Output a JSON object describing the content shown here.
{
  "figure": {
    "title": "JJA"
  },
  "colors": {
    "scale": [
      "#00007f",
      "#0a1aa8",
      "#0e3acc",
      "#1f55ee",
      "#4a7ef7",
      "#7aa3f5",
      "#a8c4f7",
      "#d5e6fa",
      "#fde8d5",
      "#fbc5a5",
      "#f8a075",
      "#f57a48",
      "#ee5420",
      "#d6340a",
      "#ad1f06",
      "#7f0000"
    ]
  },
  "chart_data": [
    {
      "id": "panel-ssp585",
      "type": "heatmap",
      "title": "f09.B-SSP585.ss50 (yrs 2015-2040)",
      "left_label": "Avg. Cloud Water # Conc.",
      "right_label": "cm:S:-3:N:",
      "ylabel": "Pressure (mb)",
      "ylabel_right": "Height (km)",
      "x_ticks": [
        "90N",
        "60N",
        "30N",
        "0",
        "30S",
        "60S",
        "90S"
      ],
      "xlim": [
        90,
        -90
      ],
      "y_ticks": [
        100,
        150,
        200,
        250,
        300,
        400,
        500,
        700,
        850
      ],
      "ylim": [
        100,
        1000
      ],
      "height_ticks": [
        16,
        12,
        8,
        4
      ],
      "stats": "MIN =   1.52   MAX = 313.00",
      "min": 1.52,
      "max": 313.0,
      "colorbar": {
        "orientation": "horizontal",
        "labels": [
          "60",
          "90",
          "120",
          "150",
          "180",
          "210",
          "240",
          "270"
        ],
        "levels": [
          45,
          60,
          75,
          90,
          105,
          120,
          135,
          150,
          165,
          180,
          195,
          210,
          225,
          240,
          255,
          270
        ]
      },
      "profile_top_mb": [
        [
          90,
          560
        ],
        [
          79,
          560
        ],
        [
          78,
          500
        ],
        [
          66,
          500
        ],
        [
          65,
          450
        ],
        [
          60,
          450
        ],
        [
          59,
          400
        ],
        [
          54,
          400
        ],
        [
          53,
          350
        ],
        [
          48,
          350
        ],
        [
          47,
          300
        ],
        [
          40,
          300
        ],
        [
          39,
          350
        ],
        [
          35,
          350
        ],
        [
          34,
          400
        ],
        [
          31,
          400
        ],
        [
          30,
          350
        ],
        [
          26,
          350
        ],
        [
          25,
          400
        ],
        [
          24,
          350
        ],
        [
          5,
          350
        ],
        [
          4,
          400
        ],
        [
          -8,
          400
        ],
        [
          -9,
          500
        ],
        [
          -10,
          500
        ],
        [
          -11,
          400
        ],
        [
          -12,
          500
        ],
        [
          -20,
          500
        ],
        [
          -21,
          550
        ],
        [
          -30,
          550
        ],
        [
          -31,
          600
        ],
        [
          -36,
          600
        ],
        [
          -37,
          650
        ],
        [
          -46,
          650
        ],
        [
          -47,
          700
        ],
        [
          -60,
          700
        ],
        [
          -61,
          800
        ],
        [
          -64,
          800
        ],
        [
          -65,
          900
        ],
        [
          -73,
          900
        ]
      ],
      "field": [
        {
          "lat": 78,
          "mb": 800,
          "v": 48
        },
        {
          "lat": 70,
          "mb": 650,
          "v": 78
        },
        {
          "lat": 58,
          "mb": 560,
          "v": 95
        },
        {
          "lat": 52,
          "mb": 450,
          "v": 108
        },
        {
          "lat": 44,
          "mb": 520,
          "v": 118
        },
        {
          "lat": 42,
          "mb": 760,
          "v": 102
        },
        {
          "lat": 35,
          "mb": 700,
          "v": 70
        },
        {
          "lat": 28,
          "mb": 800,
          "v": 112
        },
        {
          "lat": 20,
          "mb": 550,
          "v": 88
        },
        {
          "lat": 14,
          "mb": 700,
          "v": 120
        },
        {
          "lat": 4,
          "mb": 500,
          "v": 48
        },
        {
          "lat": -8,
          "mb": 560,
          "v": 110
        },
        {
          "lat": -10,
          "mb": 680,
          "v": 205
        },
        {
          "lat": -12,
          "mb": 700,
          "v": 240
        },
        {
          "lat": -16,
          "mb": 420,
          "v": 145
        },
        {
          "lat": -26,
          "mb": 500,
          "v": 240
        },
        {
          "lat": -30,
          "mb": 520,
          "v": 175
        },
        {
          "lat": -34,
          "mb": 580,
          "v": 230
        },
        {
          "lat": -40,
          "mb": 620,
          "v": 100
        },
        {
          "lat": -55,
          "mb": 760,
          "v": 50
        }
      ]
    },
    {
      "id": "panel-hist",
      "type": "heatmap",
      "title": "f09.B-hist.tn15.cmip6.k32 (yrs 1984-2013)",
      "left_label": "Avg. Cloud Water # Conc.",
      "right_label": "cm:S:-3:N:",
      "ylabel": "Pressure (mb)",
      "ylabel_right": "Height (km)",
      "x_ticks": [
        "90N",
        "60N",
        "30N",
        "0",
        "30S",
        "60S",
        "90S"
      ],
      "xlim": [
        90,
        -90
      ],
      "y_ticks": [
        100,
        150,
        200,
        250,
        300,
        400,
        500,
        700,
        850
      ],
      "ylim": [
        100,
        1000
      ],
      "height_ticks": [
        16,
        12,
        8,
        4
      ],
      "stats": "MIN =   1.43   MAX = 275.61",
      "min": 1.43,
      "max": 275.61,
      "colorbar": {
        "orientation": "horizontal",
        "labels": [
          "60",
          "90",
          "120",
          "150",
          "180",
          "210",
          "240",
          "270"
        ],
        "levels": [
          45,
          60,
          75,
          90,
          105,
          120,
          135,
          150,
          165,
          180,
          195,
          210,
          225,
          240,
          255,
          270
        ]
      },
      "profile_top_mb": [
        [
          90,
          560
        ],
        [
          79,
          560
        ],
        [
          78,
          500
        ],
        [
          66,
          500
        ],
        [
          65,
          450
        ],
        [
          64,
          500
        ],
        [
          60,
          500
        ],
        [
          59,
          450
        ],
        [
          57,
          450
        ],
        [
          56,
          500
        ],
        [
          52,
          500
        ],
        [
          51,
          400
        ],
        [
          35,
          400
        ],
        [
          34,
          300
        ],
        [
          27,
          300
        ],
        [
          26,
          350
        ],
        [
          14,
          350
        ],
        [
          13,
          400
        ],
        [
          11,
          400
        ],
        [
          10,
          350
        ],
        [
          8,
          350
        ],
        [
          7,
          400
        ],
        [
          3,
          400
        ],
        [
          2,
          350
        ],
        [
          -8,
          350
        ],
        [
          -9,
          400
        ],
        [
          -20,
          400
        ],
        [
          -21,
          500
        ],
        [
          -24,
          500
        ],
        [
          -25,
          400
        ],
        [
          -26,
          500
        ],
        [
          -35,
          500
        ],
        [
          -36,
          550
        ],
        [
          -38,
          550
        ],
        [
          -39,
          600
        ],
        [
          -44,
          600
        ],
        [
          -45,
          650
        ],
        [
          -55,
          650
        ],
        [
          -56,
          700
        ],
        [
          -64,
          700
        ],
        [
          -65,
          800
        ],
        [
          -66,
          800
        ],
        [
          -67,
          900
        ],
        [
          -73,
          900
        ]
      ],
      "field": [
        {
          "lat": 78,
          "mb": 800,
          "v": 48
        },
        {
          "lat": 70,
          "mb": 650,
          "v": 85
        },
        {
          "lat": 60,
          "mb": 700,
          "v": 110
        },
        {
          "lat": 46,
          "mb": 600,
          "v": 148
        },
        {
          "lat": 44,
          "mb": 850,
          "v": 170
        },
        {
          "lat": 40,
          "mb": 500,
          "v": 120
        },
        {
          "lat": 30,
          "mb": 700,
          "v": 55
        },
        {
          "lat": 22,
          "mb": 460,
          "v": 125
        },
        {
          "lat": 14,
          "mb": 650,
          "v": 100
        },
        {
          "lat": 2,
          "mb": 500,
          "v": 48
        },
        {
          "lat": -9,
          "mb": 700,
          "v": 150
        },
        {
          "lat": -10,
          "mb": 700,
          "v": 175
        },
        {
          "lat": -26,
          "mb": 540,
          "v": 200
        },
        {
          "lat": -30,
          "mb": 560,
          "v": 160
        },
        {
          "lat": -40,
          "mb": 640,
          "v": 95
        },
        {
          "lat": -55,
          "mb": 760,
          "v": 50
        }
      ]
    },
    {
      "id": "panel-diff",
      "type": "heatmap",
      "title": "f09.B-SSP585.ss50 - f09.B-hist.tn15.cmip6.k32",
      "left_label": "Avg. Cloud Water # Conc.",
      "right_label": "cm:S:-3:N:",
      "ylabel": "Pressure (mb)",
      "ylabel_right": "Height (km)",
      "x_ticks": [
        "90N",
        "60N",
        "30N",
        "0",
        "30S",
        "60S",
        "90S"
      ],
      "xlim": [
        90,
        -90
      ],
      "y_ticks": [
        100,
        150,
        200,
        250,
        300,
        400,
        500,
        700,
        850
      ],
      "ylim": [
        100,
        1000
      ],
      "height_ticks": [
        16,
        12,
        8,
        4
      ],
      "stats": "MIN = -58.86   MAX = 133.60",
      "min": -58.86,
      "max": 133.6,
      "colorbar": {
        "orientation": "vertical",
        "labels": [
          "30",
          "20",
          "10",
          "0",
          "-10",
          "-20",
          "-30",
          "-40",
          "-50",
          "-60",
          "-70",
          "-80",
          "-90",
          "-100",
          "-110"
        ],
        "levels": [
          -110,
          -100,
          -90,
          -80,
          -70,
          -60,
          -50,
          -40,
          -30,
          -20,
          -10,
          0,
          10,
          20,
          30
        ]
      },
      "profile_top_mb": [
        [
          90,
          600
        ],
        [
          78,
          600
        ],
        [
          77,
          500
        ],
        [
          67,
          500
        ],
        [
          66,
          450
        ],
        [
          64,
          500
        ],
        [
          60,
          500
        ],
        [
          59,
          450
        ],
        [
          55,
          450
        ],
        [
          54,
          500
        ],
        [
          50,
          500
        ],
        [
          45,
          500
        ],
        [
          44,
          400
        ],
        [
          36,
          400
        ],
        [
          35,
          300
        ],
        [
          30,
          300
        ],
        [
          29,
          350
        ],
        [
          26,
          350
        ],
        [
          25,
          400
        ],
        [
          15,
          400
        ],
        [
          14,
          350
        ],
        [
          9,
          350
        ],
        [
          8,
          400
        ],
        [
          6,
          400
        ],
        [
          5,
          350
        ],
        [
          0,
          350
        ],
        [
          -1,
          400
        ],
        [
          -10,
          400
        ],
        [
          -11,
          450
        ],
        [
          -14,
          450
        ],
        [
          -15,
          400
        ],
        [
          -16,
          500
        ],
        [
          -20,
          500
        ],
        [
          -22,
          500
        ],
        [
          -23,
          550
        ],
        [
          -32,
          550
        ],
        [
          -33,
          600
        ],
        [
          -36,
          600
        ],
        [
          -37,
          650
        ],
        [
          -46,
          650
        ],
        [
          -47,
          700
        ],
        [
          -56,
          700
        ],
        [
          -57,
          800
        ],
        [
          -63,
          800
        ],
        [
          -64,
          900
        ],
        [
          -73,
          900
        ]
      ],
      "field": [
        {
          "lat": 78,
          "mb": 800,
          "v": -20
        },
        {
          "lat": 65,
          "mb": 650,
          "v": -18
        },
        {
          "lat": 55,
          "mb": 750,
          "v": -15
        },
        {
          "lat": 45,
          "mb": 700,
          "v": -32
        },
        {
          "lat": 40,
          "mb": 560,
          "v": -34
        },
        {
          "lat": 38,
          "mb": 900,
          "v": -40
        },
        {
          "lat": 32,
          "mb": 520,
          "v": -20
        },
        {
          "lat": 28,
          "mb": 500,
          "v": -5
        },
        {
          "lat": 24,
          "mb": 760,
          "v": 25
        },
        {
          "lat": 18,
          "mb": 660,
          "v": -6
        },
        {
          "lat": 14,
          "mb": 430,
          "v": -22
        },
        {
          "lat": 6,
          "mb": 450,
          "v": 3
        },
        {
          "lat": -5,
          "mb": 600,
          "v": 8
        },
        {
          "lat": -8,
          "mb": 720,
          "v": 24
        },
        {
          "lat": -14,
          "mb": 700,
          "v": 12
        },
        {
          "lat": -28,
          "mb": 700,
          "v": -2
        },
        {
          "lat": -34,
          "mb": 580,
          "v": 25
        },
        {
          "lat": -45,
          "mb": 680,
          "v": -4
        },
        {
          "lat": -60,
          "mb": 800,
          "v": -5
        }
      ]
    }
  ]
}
-----
INSTRUCTION :: Copy out every line of the listing that includes the string "stats".

ANSWER ::
      "stats": "MIN =   1.52   MAX = 313.00",
      "stats": "MIN =   1.43   MAX = 275.61",
      "stats": "MIN = -58.86   MAX = 133.60",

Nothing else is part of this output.